Task instructions » Every line from the one with "Output the underlying" to the end of the data needs to be copied exactly, and no line before it.

Information given »
= = = = = = =

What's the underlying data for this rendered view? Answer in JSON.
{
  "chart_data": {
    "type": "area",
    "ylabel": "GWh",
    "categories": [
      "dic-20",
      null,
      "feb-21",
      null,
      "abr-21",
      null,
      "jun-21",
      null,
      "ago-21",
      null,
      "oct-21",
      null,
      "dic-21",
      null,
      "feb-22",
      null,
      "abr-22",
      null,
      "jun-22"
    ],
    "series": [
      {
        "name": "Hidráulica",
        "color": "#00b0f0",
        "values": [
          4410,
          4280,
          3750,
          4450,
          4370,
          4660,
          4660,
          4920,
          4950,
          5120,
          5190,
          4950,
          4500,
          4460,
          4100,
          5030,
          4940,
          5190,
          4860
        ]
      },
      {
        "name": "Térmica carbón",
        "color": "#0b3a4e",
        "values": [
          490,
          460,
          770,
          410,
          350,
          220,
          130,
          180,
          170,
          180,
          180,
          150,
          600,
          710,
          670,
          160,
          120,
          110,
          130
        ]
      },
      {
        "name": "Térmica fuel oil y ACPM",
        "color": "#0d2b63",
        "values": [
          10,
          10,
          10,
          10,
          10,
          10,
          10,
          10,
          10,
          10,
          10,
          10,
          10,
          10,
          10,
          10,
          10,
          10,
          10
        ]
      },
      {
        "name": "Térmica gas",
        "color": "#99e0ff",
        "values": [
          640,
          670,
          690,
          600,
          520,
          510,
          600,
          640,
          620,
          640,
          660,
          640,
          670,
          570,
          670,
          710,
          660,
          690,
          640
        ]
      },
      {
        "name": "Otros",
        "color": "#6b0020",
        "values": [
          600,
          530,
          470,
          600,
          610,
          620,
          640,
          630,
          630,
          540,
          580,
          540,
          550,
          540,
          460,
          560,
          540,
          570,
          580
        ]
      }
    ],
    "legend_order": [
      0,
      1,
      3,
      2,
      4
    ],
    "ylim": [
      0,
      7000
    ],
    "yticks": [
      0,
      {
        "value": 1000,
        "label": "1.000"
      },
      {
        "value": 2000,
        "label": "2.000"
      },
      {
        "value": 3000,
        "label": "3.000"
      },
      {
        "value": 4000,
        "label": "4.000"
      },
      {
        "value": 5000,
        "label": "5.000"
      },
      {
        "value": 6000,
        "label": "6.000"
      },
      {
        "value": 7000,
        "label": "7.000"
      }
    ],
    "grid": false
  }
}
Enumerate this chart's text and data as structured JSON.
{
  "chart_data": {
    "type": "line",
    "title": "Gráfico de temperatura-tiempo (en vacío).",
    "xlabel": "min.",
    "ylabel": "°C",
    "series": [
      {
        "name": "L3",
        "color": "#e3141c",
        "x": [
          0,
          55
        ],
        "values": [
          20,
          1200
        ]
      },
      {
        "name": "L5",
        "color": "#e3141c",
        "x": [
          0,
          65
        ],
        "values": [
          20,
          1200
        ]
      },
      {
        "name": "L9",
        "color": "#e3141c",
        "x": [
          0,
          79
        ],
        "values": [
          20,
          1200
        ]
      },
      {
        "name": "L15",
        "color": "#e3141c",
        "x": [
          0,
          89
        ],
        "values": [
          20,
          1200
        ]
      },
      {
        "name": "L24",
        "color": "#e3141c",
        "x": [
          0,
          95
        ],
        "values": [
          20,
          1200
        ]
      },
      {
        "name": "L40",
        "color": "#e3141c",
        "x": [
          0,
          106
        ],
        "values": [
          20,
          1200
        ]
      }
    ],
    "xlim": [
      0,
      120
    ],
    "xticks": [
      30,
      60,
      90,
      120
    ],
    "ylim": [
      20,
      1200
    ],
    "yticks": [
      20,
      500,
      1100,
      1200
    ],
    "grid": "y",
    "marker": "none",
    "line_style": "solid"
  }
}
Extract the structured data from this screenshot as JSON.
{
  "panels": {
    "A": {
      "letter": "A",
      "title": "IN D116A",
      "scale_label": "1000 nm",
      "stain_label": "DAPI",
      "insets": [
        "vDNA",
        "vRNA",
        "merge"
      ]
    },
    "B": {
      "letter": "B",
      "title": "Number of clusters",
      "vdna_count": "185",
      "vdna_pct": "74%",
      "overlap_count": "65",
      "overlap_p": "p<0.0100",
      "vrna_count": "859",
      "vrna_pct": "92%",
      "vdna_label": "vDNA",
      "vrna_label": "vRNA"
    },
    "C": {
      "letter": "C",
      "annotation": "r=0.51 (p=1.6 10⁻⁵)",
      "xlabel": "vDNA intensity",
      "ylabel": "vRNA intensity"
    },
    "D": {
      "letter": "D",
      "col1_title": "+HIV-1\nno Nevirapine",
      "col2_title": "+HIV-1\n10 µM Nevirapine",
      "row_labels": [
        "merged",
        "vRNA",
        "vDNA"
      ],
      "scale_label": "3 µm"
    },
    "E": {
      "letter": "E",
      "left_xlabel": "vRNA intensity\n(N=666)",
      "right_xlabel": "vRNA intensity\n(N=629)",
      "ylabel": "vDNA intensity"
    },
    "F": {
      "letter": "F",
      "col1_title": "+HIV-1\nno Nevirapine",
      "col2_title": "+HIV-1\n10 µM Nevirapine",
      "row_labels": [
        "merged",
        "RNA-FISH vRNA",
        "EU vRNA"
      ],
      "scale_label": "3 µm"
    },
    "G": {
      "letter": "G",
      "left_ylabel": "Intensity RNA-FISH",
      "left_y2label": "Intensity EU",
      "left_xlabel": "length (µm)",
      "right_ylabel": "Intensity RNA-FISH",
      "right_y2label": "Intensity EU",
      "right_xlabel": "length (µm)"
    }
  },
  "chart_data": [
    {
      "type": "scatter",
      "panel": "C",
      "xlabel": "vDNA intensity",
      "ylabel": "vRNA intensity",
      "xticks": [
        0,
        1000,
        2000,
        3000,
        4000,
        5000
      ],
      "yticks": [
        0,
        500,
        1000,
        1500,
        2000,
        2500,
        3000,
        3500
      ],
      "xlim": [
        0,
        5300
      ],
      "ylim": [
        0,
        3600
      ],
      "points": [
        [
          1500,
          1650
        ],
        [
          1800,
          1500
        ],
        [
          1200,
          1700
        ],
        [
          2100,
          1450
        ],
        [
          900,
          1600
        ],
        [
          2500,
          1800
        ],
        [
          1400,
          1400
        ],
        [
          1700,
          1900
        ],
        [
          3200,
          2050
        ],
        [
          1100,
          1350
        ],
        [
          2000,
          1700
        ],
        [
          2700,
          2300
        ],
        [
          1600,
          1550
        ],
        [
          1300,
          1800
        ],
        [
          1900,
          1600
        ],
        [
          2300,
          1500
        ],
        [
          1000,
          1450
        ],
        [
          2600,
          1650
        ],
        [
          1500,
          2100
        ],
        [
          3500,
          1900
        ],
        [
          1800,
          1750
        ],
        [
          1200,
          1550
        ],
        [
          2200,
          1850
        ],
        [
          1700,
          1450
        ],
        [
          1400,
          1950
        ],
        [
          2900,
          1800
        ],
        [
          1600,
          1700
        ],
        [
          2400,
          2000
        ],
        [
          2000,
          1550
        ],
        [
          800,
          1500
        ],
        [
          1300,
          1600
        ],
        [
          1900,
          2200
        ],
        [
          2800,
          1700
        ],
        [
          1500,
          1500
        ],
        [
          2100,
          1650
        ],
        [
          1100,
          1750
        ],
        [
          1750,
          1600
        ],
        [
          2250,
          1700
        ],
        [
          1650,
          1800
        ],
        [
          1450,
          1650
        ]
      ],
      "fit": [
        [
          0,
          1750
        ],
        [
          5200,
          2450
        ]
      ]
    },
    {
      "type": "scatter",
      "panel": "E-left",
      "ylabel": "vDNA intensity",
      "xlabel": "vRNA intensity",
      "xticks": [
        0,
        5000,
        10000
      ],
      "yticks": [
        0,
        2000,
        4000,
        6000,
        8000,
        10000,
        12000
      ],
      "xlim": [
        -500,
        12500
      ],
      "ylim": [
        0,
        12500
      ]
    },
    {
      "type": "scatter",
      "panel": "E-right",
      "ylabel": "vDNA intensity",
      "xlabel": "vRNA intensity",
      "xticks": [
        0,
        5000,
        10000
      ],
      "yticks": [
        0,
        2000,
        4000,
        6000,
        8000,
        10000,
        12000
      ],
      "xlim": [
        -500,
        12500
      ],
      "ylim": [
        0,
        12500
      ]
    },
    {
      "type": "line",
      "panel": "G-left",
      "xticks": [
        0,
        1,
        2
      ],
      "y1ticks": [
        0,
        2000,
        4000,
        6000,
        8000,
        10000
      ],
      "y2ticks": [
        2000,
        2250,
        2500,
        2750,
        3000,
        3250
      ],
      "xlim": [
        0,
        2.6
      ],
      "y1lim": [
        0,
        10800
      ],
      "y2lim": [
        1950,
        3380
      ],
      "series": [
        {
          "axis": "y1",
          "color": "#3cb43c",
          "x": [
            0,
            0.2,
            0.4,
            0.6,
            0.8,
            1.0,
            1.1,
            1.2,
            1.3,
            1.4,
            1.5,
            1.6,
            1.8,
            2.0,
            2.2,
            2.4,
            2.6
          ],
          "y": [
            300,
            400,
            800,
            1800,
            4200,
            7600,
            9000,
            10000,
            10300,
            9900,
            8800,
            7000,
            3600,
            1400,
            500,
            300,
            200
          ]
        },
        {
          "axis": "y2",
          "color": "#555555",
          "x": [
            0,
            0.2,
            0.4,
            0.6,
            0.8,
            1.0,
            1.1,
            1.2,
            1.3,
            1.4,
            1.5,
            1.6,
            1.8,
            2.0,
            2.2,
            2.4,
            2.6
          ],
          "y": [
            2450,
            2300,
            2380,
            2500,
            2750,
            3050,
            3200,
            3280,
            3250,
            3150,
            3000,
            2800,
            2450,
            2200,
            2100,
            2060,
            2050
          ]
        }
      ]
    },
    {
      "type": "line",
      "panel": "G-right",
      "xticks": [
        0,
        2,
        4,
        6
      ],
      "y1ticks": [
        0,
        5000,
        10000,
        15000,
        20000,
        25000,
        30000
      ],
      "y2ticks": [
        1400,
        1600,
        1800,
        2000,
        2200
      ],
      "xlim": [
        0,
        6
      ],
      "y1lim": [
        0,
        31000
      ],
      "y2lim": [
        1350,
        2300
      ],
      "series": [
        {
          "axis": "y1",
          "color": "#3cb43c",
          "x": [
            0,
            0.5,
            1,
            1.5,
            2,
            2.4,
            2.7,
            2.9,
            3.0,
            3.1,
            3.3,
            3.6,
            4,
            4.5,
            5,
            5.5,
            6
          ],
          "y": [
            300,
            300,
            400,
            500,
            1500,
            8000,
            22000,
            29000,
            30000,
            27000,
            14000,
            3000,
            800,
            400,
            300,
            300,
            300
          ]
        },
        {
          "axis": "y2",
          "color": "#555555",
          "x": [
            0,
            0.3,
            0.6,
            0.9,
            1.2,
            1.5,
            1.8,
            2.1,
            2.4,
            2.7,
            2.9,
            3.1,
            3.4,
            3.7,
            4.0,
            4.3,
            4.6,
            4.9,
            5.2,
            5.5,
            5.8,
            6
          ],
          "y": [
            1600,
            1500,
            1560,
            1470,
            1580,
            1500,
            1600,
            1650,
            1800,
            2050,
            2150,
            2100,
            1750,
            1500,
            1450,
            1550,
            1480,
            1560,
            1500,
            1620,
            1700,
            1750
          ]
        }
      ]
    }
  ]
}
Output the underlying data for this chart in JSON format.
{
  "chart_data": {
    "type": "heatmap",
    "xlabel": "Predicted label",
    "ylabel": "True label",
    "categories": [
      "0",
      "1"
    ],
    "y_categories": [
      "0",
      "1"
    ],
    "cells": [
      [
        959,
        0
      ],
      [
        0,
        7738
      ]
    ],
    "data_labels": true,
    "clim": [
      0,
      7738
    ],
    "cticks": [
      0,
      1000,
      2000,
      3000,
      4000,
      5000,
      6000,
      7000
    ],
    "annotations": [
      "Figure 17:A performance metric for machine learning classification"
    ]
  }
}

= = = = = = =

The completed task »
Output the underlying data for this chart in JSON format.
{
  "chart_data": {
    "type": "heatmap",
    "xlabel": "Predicted label",
    "ylabel": "True label",
    "categories": [
      "0",
      "1"
    ],
    "y_categories": [
      "0",
      "1"
    ],
    "cells": [
      [
        959,
        0
      ],
      [
        0,
        7738
      ]
    ],
    "data_labels": true,
    "clim": [
      0,
      7738
    ],
    "cticks": [
      0,
      1000,
      2000,
      3000,
      4000,
      5000,
      6000,
      7000
    ],
    "annotations": [
      "Figure 17:A performance metric for machine learning classification"
    ]
  }
}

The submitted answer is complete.